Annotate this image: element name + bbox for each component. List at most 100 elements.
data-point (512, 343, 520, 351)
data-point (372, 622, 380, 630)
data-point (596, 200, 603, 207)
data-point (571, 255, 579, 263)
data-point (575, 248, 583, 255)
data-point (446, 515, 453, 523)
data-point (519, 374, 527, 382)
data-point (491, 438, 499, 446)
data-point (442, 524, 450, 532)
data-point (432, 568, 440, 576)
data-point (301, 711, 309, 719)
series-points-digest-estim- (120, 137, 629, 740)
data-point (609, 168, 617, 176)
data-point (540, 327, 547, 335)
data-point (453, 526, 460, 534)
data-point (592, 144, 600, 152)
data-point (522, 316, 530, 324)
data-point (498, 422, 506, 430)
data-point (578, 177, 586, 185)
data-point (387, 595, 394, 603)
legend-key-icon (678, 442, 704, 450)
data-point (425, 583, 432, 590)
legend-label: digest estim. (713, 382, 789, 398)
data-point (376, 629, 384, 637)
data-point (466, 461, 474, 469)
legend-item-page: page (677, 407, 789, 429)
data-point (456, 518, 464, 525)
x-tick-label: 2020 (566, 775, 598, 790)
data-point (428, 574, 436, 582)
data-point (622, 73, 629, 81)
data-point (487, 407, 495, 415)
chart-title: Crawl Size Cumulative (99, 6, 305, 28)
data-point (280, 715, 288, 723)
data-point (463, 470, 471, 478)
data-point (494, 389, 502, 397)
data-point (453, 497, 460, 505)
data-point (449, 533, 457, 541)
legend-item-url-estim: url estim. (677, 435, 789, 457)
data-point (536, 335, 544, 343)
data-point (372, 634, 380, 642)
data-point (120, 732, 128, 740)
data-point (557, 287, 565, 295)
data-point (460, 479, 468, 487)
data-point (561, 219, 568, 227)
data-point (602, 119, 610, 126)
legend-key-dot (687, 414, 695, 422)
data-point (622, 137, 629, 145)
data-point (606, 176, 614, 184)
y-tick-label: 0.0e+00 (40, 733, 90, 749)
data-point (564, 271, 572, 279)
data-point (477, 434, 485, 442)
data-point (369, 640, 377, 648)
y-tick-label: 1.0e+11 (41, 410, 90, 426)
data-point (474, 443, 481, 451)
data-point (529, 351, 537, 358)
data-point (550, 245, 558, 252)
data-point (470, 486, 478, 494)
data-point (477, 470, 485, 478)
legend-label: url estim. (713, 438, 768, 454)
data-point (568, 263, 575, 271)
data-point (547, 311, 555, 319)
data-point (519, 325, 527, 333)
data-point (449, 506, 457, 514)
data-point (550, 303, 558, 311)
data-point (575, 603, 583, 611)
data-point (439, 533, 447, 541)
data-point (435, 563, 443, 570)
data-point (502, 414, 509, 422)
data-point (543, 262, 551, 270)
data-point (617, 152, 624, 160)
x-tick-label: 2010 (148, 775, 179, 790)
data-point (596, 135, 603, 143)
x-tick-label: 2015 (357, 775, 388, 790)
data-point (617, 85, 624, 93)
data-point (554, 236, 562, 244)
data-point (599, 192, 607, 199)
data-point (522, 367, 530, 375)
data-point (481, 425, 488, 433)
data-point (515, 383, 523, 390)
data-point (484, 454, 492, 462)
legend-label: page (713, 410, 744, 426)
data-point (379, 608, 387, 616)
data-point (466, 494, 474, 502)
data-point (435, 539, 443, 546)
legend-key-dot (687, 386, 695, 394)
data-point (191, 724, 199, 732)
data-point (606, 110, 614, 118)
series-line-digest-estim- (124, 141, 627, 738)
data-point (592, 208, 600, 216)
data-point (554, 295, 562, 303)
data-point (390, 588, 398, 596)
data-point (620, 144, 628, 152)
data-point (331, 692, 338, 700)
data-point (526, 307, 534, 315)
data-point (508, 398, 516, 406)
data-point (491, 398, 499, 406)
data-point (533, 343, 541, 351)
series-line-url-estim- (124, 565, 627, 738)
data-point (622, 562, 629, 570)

***

# The exercise
Copy the records above line for line, with no changes.

# Answer to the problem
Annotate this image: element name + bbox for each component. List at most 100 elements.
data-point (512, 343, 520, 351)
data-point (372, 622, 380, 630)
data-point (596, 200, 603, 207)
data-point (571, 255, 579, 263)
data-point (575, 248, 583, 255)
data-point (446, 515, 453, 523)
data-point (519, 374, 527, 382)
data-point (491, 438, 499, 446)
data-point (442, 524, 450, 532)
data-point (432, 568, 440, 576)
data-point (301, 711, 309, 719)
series-points-digest-estim- (120, 137, 629, 740)
data-point (609, 168, 617, 176)
data-point (540, 327, 547, 335)
data-point (453, 526, 460, 534)
data-point (592, 144, 600, 152)
data-point (522, 316, 530, 324)
data-point (498, 422, 506, 430)
data-point (578, 177, 586, 185)
data-point (387, 595, 394, 603)
legend-key-icon (678, 442, 704, 450)
data-point (425, 583, 432, 590)
legend-label: digest estim. (713, 382, 789, 398)
data-point (376, 629, 384, 637)
data-point (466, 461, 474, 469)
legend-item-page: page (677, 407, 789, 429)
data-point (456, 518, 464, 525)
x-tick-label: 2020 (566, 775, 598, 790)
data-point (428, 574, 436, 582)
data-point (622, 73, 629, 81)
data-point (487, 407, 495, 415)
chart-title: Crawl Size Cumulative (99, 6, 305, 28)
data-point (280, 715, 288, 723)
data-point (463, 470, 471, 478)
data-point (494, 389, 502, 397)
data-point (453, 497, 460, 505)
data-point (449, 533, 457, 541)
legend-item-url-estim: url estim. (677, 435, 789, 457)
data-point (536, 335, 544, 343)
data-point (372, 634, 380, 642)
data-point (120, 732, 128, 740)
data-point (557, 287, 565, 295)
data-point (460, 479, 468, 487)
data-point (561, 219, 568, 227)
data-point (602, 119, 610, 126)
legend-key-dot (687, 414, 695, 422)
data-point (622, 137, 629, 145)
data-point (606, 176, 614, 184)
y-tick-label: 0.0e+00 (40, 733, 90, 749)
data-point (564, 271, 572, 279)
data-point (477, 434, 485, 442)
data-point (369, 640, 377, 648)
y-tick-label: 1.0e+11 (41, 410, 90, 426)
data-point (474, 443, 481, 451)
data-point (529, 351, 537, 358)
data-point (550, 245, 558, 252)
data-point (470, 486, 478, 494)
data-point (477, 470, 485, 478)
legend-label: url estim. (713, 438, 768, 454)
data-point (568, 263, 575, 271)
data-point (547, 311, 555, 319)
data-point (519, 325, 527, 333)
data-point (449, 506, 457, 514)
data-point (550, 303, 558, 311)
data-point (575, 603, 583, 611)
data-point (439, 533, 447, 541)
data-point (435, 563, 443, 570)
data-point (502, 414, 509, 422)
data-point (543, 262, 551, 270)
data-point (617, 152, 624, 160)
x-tick-label: 2010 (148, 775, 179, 790)
data-point (596, 135, 603, 143)
x-tick-label: 2015 (357, 775, 388, 790)
data-point (617, 85, 624, 93)
data-point (554, 236, 562, 244)
data-point (599, 192, 607, 199)
data-point (522, 367, 530, 375)
data-point (481, 425, 488, 433)
data-point (515, 383, 523, 390)
data-point (484, 454, 492, 462)
legend-label: page (713, 410, 744, 426)
data-point (379, 608, 387, 616)
data-point (466, 494, 474, 502)
data-point (435, 539, 443, 546)
legend-key-dot (687, 386, 695, 394)
data-point (191, 724, 199, 732)
data-point (606, 110, 614, 118)
series-line-digest-estim- (124, 141, 627, 738)
data-point (592, 208, 600, 216)
data-point (554, 295, 562, 303)
data-point (390, 588, 398, 596)
data-point (620, 144, 628, 152)
data-point (331, 692, 338, 700)
data-point (526, 307, 534, 315)
data-point (508, 398, 516, 406)
data-point (491, 398, 499, 406)
data-point (533, 343, 541, 351)
series-line-url-estim- (124, 565, 627, 738)
data-point (622, 562, 629, 570)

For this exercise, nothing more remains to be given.